_Task to carry out_.
Check every line of the material below for the string "innen", and return the ones that have it.

_Task inputs_.

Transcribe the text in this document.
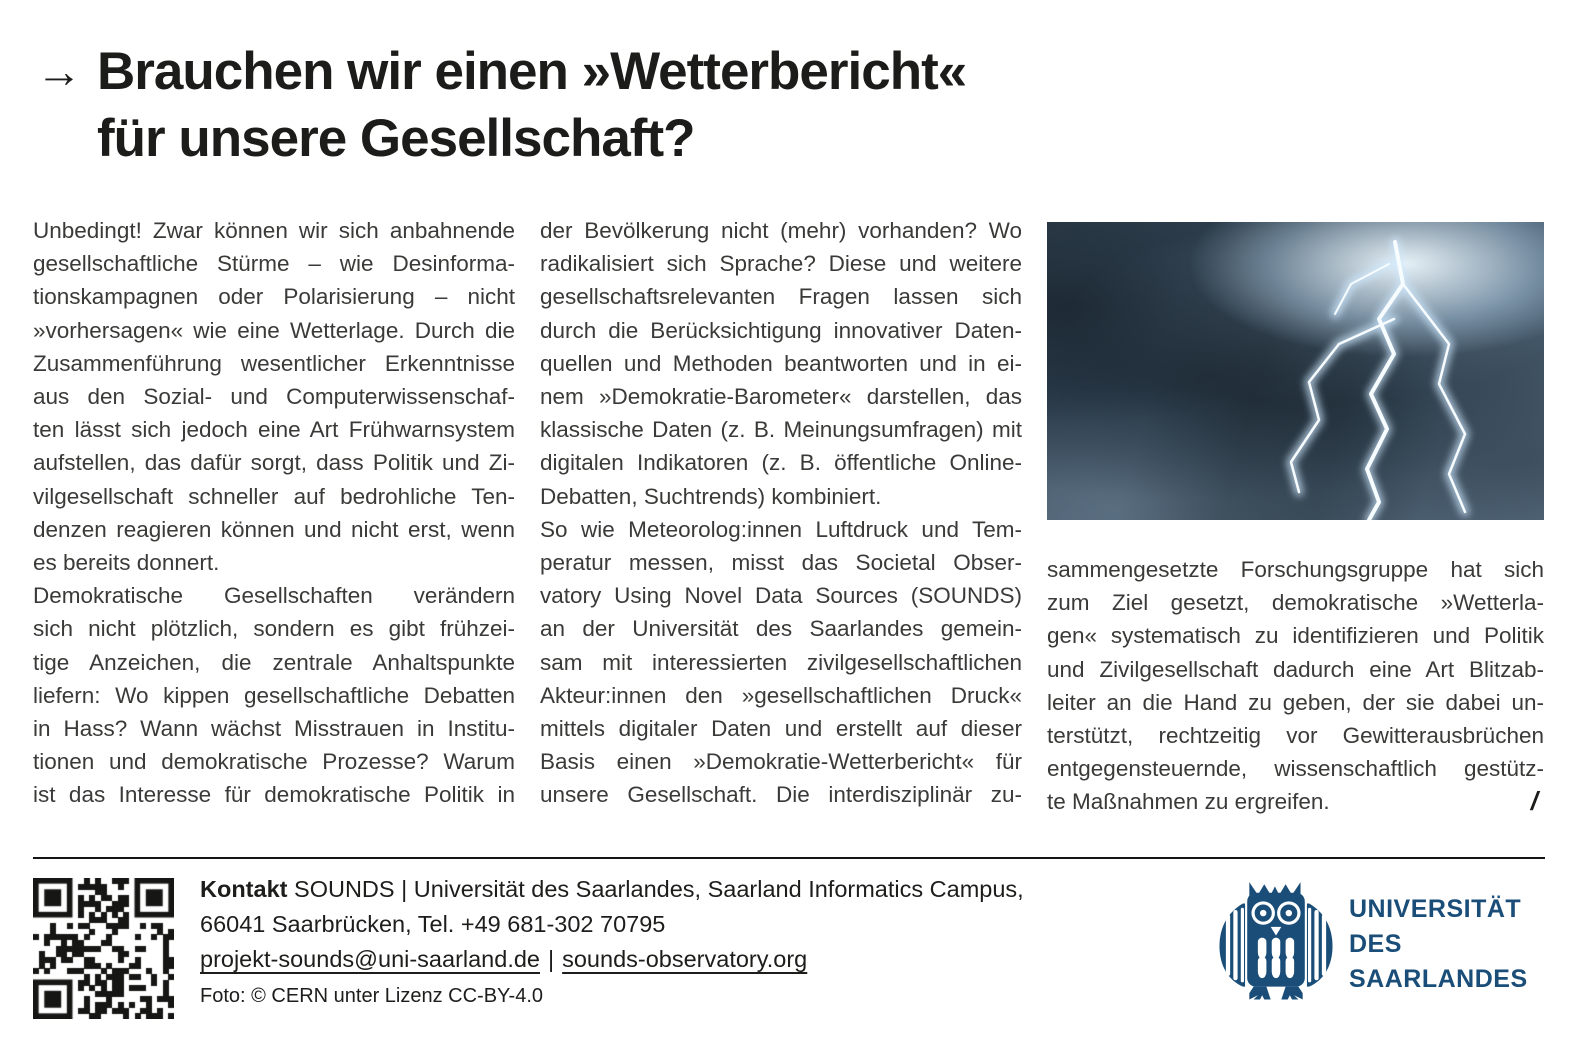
→ Brauchen wir einen »Wetterbericht«
für unsere Gesellschaft?
Unbedingt! Zwar können wir sich anbahnende
gesellschaftliche Stürme – wie Desinforma-
tionskampagnen oder Polarisierung – nicht
»vorhersagen« wie eine Wetterlage. Durch die
Zusammenführung wesentlicher Erkenntnisse
aus den Sozial- und Computerwissenschaf-
ten lässt sich jedoch eine Art Frühwarnsystem
aufstellen, das dafür sorgt, dass Politik und Zi-
vilgesellschaft schneller auf bedrohliche Ten-
denzen reagieren können und nicht erst, wenn
es bereits donnert.
Demokratische Gesellschaften verändern
sich nicht plötzlich, sondern es gibt frühzei-
tige Anzeichen, die zentrale Anhaltspunkte
liefern: Wo kippen gesellschaftliche Debatten
in Hass? Wann wächst Misstrauen in Institu-
tionen und demokratische Prozesse? Warum
ist das Interesse für demokratische Politik in
der Bevölkerung nicht (mehr) vorhanden? Wo
radikalisiert sich Sprache? Diese und weitere
gesellschaftsrelevanten Fragen lassen sich
durch die Berücksichtigung innovativer Daten-
quellen und Methoden beantworten und in ei-
nem »Demokratie-Barometer« darstellen, das
klassische Daten (z. B. Meinungsumfragen) mit
digitalen Indikatoren (z. B. öffentliche Online-
Debatten, Suchtrends) kombiniert.
So wie Meteorolog:innen Luftdruck und Tem-
peratur messen, misst das Societal Obser-
vatory Using Novel Data Sources (SOUNDS)
an der Universität des Saarlandes gemein-
sam mit interessierten zivilgesellschaftlichen
Akteur:innen den »gesellschaftlichen Druck«
mittels digitaler Daten und erstellt auf dieser
Basis einen »Demokratie-Wetterbericht« für
unsere Gesellschaft. Die interdisziplinär zu-	/
sammengesetzte Forschungsgruppe hat sich
zum Ziel gesetzt, demokratische »Wetterla-
gen« systematisch zu identifizieren und Politik
und Zivilgesellschaft dadurch eine Art Blitzab-
leiter an die Hand zu geben, der sie dabei un-
terstützt, rechtzeitig vor Gewitterausbrüchen
entgegensteuernde, wissenschaftlich gestütz-
te Maßnahmen zu ergreifen.
Kontakt SOUNDS | Universität des Saarlandes, Saarland Informatics Campus,
66041 Saarbrücken, Tel. +49 681-302 70795
projekt-sounds@uni-saarland.de | sounds-observatory.org
Foto: © CERN unter Lizenz CC-BY-4.0
UNIVERSITÄT
DES
SAARLANDES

_Full response_.
So wie Meteorolog:innen Luftdruck und Tem-
Akteur:innen den »gesellschaftlichen Druck«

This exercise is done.